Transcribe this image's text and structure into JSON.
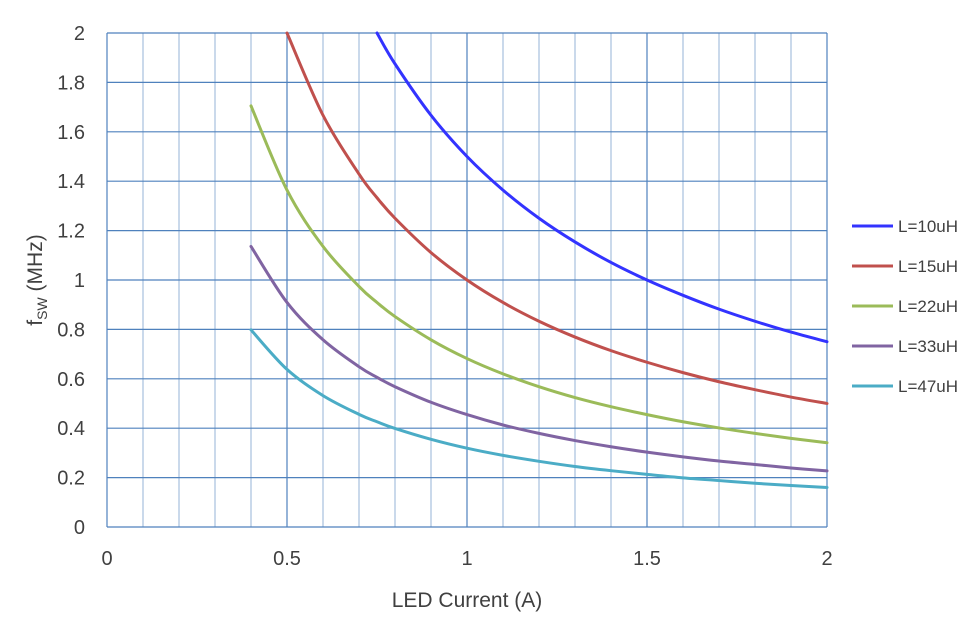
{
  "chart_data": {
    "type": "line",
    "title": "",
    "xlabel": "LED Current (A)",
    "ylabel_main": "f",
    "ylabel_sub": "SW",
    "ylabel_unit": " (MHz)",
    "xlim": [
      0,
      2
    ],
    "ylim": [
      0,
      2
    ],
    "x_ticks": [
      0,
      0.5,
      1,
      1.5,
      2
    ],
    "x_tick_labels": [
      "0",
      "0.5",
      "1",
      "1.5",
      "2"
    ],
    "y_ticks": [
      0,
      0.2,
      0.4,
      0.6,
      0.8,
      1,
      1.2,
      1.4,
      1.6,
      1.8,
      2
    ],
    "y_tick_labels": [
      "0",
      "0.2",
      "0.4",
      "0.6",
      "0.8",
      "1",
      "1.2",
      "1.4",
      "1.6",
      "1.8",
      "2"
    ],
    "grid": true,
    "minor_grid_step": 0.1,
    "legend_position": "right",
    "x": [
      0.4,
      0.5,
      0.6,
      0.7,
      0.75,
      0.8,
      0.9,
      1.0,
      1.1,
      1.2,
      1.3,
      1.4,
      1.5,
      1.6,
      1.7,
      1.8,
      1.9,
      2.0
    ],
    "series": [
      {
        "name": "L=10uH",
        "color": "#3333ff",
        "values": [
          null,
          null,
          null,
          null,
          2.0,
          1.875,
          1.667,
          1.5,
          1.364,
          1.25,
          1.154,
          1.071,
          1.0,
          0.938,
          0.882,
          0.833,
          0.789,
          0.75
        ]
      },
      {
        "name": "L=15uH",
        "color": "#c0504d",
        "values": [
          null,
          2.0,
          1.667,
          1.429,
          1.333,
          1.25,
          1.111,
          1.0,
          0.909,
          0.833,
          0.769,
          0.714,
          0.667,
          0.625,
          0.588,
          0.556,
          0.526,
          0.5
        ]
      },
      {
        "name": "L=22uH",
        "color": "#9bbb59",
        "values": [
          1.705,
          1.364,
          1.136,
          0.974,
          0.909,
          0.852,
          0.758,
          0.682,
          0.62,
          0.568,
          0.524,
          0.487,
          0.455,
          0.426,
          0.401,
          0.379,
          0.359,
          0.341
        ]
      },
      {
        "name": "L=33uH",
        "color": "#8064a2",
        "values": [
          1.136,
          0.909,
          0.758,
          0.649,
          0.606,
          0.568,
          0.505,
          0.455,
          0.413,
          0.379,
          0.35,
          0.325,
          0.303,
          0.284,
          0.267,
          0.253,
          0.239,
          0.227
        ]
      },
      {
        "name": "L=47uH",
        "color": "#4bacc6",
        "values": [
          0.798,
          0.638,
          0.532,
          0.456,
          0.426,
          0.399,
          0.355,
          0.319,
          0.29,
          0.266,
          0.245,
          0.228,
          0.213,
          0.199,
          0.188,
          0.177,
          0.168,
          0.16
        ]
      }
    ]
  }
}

------

• **Work instructions**:
Copy all lines above containing the string "color".

• **In response**:
        "color": "#3333ff",
        "color": "#c0504d",
        "color": "#9bbb59",
        "color": "#8064a2",
        "color": "#4bacc6",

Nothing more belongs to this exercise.